Saved entries:
══════

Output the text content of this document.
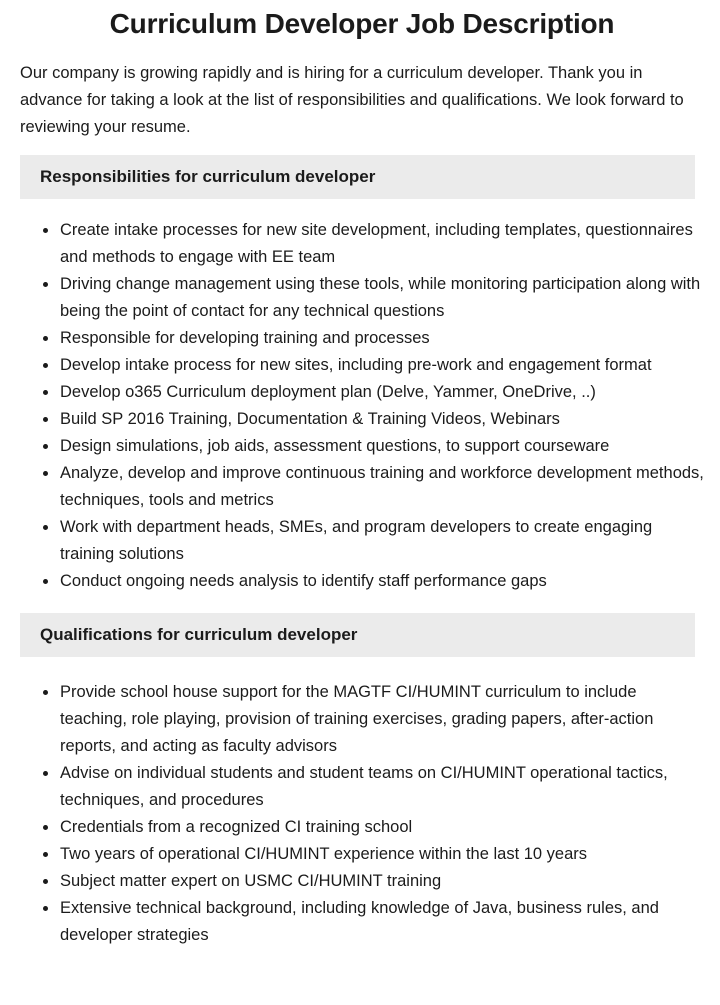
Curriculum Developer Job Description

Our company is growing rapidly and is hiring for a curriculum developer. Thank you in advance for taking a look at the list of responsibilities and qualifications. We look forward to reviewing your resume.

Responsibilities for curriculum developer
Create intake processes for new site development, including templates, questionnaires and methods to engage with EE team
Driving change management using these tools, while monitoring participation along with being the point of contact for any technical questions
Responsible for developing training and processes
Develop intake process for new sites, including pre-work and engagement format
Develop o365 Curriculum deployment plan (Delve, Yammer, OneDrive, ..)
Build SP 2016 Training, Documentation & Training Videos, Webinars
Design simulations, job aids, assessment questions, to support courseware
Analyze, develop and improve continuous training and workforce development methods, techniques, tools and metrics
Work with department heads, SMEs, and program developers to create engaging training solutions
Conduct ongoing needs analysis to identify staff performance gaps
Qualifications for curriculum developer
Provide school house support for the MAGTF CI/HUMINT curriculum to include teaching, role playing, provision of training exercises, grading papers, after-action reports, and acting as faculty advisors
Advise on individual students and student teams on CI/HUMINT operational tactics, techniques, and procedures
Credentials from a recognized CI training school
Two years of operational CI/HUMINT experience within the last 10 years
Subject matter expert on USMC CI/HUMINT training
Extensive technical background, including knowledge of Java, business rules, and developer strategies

══════

• Work to complete:
Quote the preceding records in their entirety, excluding every picture.

• Answer for this exercise:
Output the text content of this document.
Curriculum Developer Job Description

Our company is growing rapidly and is hiring for a curriculum developer. Thank you in advance for taking a look at the list of responsibilities and qualifications. We look forward to reviewing your resume.

Responsibilities for curriculum developer
Create intake processes for new site development, including templates, questionnaires and methods to engage with EE team
Driving change management using these tools, while monitoring participation along with being the point of contact for any technical questions
Responsible for developing training and processes
Develop intake process for new sites, including pre-work and engagement format
Develop o365 Curriculum deployment plan (Delve, Yammer, OneDrive, ..)
Build SP 2016 Training, Documentation & Training Videos, Webinars
Design simulations, job aids, assessment questions, to support courseware
Analyze, develop and improve continuous training and workforce development methods, techniques, tools and metrics
Work with department heads, SMEs, and program developers to create engaging training solutions
Conduct ongoing needs analysis to identify staff performance gaps
Qualifications for curriculum developer
Provide school house support for the MAGTF CI/HUMINT curriculum to include teaching, role playing, provision of training exercises, grading papers, after-action reports, and acting as faculty advisors
Advise on individual students and student teams on CI/HUMINT operational tactics, techniques, and procedures
Credentials from a recognized CI training school
Two years of operational CI/HUMINT experience within the last 10 years
Subject matter expert on USMC CI/HUMINT training
Extensive technical background, including knowledge of Java, business rules, and developer strategies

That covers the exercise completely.